Examine the entries below, count the lines holding the string "komunálních", and respond with the number only.

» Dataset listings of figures
╔══

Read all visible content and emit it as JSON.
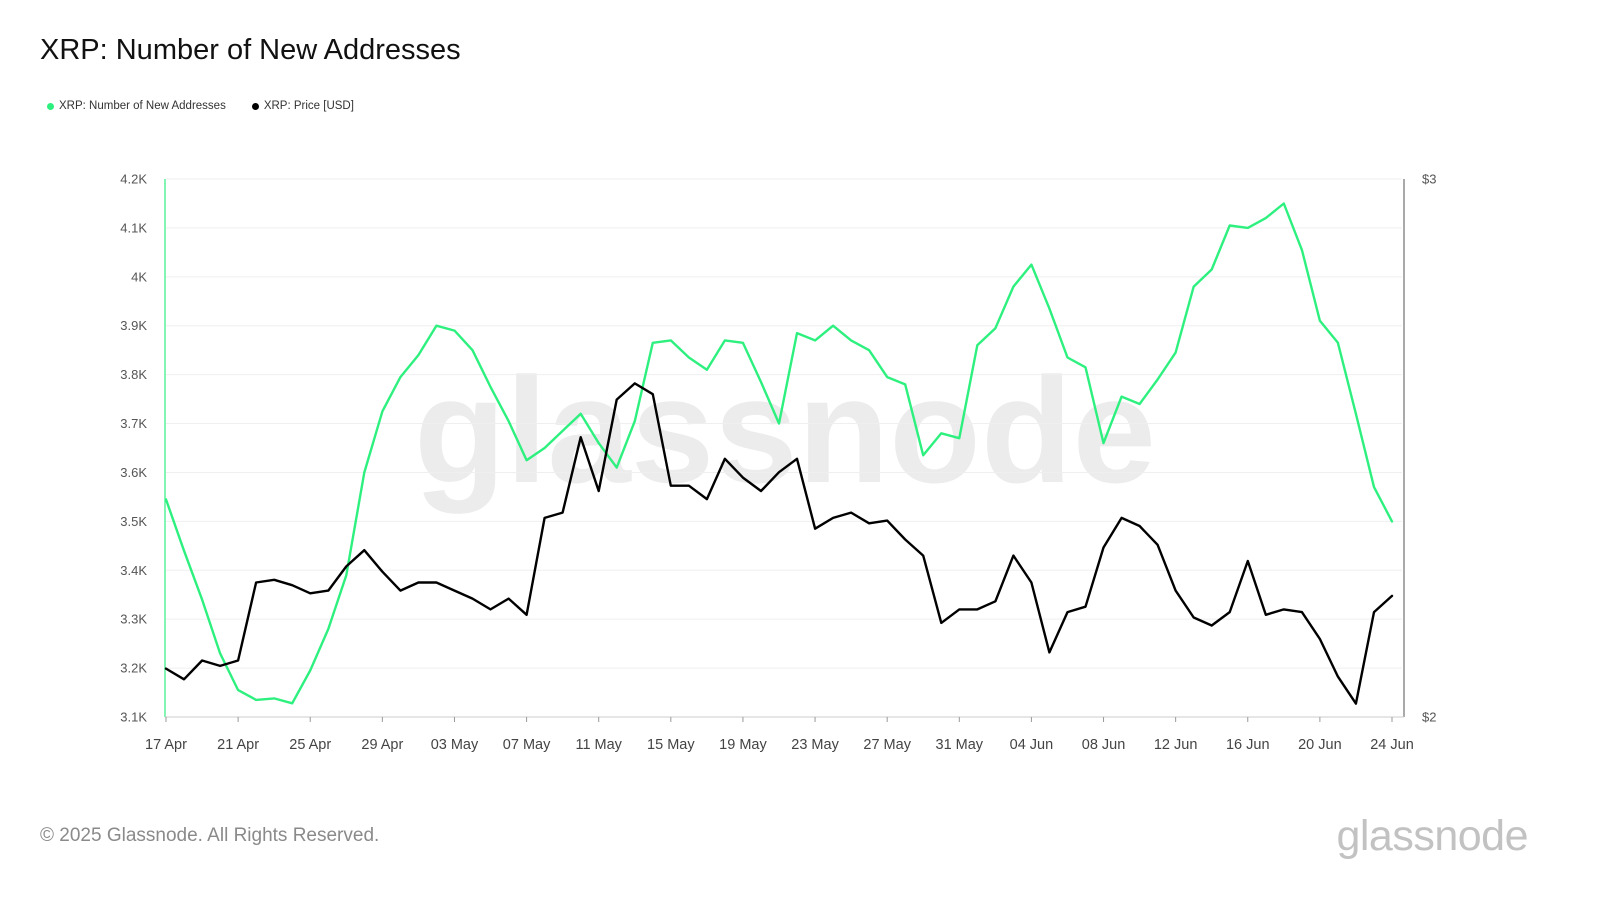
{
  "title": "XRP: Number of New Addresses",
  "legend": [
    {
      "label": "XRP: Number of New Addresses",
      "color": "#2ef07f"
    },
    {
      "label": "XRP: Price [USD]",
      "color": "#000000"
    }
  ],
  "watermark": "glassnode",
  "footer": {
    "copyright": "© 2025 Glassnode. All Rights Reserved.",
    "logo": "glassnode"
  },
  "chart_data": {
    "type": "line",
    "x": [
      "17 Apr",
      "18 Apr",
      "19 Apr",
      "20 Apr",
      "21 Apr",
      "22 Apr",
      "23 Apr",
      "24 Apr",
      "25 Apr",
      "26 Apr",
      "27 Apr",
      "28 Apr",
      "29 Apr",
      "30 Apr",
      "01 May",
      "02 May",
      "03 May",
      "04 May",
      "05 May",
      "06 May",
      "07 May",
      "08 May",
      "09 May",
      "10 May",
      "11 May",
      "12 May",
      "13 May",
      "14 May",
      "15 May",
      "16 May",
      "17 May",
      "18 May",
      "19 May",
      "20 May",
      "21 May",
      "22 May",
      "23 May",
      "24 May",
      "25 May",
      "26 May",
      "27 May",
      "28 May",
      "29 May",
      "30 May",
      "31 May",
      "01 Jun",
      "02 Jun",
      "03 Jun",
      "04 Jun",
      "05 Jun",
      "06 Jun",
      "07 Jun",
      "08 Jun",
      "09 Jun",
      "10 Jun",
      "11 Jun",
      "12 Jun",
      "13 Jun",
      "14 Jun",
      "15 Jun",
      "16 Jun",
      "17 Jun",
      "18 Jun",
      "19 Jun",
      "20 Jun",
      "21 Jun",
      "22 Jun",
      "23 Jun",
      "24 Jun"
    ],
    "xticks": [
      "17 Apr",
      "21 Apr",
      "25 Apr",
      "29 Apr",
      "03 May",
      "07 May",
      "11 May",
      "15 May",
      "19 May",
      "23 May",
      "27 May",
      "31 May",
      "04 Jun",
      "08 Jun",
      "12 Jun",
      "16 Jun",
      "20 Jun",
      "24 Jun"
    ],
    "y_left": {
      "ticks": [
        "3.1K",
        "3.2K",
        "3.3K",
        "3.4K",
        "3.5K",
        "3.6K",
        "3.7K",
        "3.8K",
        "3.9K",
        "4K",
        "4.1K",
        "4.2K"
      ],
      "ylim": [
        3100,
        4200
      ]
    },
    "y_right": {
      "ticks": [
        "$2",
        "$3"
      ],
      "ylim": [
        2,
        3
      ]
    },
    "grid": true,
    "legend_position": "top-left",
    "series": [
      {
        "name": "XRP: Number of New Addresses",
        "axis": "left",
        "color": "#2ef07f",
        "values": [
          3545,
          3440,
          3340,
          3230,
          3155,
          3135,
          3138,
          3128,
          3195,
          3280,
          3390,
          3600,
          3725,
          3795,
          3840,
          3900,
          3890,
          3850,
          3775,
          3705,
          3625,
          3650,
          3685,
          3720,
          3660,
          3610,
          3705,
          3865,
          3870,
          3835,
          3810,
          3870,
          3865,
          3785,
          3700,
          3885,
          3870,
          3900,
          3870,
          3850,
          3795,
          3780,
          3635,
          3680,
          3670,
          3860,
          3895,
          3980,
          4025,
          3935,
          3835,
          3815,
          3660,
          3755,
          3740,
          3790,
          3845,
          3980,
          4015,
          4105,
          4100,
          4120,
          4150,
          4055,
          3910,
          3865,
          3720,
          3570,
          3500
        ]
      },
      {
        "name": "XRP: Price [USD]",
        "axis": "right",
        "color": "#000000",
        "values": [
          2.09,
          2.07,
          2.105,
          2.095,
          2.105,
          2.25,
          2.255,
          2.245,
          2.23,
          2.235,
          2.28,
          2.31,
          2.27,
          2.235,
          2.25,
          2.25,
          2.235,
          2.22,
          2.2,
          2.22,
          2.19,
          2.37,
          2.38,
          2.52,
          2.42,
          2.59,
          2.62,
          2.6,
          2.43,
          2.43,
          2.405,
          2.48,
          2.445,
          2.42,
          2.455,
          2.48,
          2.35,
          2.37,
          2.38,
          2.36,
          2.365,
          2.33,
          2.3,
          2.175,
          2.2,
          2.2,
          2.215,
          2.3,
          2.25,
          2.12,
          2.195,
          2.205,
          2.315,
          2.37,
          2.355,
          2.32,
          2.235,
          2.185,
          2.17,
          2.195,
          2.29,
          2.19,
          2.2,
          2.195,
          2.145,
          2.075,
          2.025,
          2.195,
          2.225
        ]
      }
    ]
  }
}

╚══
╔══

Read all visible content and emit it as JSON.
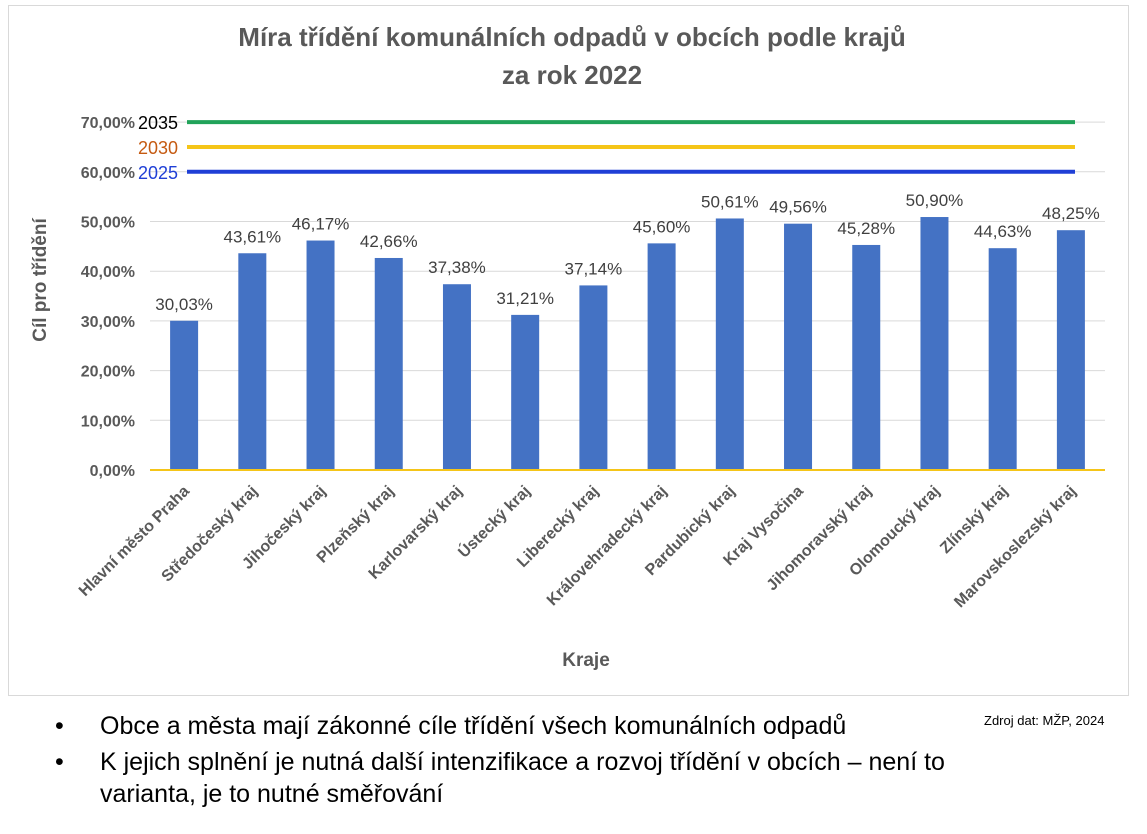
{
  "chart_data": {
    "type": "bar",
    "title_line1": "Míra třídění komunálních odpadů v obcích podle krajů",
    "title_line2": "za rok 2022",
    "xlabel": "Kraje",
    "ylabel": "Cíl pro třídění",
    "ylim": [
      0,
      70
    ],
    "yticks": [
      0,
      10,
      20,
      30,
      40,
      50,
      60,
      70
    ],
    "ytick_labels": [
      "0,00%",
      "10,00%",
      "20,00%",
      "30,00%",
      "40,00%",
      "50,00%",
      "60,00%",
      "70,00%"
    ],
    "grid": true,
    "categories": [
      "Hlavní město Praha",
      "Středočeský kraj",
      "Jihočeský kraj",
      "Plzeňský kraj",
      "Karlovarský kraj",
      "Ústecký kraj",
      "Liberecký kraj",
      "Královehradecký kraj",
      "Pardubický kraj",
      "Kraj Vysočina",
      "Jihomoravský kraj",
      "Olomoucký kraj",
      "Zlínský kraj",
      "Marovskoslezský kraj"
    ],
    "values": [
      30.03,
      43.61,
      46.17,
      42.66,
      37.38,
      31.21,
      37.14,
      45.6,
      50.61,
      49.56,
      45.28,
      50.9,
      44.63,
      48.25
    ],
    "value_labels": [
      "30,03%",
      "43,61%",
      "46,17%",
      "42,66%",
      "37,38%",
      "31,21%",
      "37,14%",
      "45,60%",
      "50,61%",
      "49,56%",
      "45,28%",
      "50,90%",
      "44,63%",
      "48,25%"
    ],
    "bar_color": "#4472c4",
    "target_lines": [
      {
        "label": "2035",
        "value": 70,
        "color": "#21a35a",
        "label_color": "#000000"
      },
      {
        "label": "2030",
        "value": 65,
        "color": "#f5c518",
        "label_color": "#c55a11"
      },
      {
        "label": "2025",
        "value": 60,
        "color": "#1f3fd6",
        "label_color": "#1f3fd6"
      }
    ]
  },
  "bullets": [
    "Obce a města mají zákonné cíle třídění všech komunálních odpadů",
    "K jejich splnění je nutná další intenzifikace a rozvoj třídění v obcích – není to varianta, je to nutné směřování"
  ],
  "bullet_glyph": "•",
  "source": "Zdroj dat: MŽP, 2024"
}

╚══
╔══

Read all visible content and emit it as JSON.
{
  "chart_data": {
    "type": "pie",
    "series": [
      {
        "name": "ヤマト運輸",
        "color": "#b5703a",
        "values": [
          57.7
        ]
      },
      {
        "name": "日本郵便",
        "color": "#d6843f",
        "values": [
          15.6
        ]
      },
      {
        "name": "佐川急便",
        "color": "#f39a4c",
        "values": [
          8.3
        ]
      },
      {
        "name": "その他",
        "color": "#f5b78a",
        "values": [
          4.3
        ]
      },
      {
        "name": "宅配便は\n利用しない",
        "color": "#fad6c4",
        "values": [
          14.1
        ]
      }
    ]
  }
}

╚══

» Exercise solution
2